Page layout parsing data:
________________________
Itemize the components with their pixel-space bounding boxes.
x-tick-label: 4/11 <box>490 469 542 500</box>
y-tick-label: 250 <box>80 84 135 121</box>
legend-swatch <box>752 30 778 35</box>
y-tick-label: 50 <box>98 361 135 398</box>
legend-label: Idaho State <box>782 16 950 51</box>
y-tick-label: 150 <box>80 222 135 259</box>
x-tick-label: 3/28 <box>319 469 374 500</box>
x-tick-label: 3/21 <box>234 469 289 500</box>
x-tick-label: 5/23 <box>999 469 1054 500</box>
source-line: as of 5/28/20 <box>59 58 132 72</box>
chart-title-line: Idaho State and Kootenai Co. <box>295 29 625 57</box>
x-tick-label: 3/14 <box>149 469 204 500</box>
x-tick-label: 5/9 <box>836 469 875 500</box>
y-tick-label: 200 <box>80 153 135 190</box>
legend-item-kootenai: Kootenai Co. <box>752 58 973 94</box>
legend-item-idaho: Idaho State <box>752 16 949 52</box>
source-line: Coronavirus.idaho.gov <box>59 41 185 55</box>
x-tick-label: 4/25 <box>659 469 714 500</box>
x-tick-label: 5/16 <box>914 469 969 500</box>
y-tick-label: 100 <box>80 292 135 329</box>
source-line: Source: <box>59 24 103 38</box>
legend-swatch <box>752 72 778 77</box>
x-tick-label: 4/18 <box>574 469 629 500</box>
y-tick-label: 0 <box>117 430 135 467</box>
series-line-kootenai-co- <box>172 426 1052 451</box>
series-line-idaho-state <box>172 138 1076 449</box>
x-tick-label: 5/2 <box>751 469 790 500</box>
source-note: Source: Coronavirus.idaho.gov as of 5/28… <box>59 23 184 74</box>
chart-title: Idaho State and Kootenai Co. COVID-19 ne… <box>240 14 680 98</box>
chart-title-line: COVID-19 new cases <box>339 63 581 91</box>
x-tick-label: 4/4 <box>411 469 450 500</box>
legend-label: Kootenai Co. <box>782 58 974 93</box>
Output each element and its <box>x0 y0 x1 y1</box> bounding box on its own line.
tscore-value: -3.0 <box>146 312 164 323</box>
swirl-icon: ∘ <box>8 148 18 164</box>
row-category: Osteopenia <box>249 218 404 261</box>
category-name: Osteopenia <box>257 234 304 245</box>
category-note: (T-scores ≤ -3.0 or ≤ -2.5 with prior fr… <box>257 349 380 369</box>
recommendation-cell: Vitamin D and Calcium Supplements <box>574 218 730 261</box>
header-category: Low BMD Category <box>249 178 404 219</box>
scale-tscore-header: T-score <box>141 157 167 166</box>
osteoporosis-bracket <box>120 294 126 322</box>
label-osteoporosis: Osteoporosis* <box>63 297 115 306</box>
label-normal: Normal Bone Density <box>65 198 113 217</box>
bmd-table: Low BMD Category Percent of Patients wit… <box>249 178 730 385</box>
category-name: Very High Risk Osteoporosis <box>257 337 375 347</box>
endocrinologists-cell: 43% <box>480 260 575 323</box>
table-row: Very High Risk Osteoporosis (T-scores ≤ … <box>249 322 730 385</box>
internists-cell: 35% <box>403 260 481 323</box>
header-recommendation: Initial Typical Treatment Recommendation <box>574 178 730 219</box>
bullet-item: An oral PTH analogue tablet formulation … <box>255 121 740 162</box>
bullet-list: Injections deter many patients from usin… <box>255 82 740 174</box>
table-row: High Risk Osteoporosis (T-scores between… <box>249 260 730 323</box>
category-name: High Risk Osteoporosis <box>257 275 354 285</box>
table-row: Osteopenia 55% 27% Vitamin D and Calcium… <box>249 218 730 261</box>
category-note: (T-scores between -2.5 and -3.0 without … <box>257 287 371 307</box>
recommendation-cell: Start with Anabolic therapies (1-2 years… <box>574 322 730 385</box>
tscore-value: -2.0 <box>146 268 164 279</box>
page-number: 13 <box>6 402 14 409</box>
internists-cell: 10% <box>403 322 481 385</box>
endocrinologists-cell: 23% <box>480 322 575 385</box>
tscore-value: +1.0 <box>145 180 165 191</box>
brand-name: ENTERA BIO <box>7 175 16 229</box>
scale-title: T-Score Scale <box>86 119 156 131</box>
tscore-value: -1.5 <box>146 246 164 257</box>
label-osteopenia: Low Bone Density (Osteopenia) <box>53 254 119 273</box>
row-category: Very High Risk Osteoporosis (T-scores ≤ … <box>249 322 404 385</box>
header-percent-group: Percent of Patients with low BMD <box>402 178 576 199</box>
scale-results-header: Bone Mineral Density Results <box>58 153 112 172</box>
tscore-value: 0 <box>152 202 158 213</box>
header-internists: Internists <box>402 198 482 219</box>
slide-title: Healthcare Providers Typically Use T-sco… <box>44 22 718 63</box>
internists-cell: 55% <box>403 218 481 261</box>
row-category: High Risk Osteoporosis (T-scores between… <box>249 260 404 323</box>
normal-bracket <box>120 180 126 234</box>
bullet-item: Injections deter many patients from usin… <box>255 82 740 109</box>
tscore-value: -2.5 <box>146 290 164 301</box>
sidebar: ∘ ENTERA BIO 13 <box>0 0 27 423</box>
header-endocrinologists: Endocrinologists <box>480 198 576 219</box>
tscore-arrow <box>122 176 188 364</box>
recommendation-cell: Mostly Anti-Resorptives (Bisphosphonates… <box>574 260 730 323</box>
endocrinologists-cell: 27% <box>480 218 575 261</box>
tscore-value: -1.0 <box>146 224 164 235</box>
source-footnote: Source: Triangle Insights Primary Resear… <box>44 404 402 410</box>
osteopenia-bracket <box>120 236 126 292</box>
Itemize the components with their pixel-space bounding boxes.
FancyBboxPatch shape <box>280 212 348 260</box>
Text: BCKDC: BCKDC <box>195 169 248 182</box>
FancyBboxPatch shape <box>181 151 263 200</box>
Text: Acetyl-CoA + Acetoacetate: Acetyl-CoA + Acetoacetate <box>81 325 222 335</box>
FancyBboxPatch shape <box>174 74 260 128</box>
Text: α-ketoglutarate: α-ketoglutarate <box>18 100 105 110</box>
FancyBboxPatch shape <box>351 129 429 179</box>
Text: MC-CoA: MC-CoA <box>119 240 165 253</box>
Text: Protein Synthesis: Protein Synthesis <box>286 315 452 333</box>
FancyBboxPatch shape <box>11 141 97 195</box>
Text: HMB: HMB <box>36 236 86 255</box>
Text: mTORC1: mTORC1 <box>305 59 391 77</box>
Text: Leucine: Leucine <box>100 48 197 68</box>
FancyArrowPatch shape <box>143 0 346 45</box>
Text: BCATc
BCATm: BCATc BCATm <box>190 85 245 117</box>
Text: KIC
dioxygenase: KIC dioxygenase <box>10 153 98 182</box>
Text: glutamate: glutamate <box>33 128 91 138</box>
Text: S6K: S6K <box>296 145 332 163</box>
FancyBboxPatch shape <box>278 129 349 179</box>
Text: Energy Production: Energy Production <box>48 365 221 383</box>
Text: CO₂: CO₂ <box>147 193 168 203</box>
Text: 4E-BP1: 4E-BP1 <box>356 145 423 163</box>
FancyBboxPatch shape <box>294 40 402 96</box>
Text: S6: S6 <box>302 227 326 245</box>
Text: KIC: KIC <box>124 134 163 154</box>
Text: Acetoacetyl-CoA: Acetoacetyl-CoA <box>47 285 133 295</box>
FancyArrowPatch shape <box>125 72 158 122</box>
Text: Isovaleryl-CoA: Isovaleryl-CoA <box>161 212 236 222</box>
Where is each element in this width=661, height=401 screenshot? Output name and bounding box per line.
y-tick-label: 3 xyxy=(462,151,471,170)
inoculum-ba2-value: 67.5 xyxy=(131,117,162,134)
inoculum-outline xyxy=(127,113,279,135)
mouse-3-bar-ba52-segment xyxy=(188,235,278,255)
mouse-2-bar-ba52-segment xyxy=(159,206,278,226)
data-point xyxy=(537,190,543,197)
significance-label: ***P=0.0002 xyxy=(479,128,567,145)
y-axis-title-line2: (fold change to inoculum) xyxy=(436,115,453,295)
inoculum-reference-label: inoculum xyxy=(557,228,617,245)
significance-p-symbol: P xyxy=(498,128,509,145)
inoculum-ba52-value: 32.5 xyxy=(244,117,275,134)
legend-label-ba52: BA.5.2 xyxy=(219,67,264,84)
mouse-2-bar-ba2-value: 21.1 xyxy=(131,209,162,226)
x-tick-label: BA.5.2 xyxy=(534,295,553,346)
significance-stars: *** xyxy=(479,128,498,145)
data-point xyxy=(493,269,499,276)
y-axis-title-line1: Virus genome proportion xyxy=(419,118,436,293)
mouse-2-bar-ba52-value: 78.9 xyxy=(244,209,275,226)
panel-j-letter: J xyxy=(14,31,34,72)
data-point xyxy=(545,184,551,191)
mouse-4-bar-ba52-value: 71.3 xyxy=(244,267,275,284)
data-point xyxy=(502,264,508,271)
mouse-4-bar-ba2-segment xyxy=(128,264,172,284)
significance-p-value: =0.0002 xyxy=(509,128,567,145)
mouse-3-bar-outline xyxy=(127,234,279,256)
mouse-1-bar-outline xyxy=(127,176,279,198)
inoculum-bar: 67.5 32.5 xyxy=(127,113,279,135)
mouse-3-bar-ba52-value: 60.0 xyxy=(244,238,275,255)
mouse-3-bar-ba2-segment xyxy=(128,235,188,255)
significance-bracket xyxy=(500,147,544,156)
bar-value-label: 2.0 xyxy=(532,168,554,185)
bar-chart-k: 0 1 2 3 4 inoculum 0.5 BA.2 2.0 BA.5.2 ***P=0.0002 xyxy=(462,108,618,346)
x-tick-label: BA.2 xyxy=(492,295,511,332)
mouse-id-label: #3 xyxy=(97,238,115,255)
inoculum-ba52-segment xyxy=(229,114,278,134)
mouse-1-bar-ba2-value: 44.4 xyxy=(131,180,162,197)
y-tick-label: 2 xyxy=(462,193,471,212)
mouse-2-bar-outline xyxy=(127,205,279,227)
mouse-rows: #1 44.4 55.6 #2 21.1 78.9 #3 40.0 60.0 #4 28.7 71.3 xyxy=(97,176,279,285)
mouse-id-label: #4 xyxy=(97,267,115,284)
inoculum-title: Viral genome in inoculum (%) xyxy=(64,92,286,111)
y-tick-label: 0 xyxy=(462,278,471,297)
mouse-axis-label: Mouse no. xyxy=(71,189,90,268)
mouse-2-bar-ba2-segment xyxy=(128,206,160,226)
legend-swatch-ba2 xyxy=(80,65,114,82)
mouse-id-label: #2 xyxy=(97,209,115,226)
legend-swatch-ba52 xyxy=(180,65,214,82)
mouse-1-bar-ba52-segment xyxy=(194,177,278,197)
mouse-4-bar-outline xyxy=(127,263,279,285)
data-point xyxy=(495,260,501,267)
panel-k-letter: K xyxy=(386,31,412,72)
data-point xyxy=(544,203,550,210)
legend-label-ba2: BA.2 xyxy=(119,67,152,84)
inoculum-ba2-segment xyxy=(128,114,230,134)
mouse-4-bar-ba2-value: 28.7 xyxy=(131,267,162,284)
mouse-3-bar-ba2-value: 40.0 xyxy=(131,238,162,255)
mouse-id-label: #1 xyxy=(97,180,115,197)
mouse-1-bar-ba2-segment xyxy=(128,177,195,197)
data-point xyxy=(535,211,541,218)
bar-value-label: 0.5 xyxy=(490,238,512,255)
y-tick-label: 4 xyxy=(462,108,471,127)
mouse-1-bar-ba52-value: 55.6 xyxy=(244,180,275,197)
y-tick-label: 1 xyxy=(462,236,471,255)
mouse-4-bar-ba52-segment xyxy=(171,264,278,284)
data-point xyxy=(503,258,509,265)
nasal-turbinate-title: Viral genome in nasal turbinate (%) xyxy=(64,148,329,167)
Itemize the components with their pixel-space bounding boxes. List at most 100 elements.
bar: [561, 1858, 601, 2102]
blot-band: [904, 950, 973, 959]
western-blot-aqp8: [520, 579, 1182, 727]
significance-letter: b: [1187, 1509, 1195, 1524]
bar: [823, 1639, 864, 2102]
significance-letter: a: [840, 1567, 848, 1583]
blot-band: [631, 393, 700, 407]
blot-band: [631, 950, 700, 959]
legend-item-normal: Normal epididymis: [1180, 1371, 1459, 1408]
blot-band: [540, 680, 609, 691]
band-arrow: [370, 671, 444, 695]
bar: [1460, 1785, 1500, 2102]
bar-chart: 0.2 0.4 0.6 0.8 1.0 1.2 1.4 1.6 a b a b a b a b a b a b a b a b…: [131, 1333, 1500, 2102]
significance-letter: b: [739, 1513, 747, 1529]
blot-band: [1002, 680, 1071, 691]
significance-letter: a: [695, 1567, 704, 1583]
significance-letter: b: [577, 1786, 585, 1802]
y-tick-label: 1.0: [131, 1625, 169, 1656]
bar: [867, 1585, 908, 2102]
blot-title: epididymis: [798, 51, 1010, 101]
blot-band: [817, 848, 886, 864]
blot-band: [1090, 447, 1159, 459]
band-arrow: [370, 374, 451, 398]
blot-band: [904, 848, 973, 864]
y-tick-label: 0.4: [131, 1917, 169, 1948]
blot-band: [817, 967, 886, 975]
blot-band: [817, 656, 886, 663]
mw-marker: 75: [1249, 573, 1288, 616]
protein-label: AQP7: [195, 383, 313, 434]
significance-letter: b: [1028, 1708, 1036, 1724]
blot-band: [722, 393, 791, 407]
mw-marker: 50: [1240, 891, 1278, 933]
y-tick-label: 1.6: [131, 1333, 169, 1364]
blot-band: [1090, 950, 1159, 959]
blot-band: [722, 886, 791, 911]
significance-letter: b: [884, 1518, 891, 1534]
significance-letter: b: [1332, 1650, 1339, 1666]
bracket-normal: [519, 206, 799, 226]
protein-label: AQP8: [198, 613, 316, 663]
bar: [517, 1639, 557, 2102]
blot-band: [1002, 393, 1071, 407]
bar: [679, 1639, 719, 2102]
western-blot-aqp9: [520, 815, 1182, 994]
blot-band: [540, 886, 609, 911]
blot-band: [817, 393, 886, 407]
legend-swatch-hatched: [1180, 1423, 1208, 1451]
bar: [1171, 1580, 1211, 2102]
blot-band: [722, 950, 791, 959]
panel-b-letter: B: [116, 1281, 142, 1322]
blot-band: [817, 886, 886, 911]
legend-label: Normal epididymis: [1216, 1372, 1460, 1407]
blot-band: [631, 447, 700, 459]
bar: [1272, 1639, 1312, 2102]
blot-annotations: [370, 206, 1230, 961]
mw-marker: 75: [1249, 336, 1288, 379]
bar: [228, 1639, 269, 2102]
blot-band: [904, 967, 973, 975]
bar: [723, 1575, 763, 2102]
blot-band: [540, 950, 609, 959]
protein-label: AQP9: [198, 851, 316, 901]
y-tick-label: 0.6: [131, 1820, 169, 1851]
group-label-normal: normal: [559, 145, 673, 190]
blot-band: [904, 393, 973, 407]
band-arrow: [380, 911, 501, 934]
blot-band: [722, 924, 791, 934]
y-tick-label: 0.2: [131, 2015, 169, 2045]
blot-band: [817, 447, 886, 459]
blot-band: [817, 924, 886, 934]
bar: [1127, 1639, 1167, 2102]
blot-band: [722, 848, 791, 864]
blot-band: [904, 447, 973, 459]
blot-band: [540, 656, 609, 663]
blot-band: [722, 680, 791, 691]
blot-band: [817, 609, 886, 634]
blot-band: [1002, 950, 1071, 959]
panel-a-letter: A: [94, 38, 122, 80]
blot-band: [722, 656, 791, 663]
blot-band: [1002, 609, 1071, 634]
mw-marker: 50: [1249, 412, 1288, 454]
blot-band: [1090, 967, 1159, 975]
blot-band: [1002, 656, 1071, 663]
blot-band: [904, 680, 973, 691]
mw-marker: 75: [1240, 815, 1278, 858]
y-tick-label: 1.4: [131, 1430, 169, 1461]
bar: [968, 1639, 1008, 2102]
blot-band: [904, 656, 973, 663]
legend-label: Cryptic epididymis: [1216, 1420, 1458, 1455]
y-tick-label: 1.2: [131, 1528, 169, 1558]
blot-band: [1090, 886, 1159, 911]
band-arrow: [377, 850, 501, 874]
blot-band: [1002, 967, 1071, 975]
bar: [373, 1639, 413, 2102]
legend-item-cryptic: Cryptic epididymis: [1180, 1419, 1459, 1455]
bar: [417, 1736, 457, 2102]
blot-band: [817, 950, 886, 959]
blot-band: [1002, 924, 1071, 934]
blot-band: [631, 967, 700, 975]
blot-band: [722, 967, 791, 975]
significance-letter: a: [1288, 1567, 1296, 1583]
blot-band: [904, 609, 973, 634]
________________________
WHAT THE TASK ASKS:
Copy task for the entries above: every line with the string "bullet".

RESULT:
bullet-item: An oral PTH analogue tablet formulation … <box>255 121 740 162</box>
bullet-list: Injections deter many patients from usin… <box>255 82 740 174</box>
bullet-item: Injections deter many patients from usin… <box>255 82 740 109</box>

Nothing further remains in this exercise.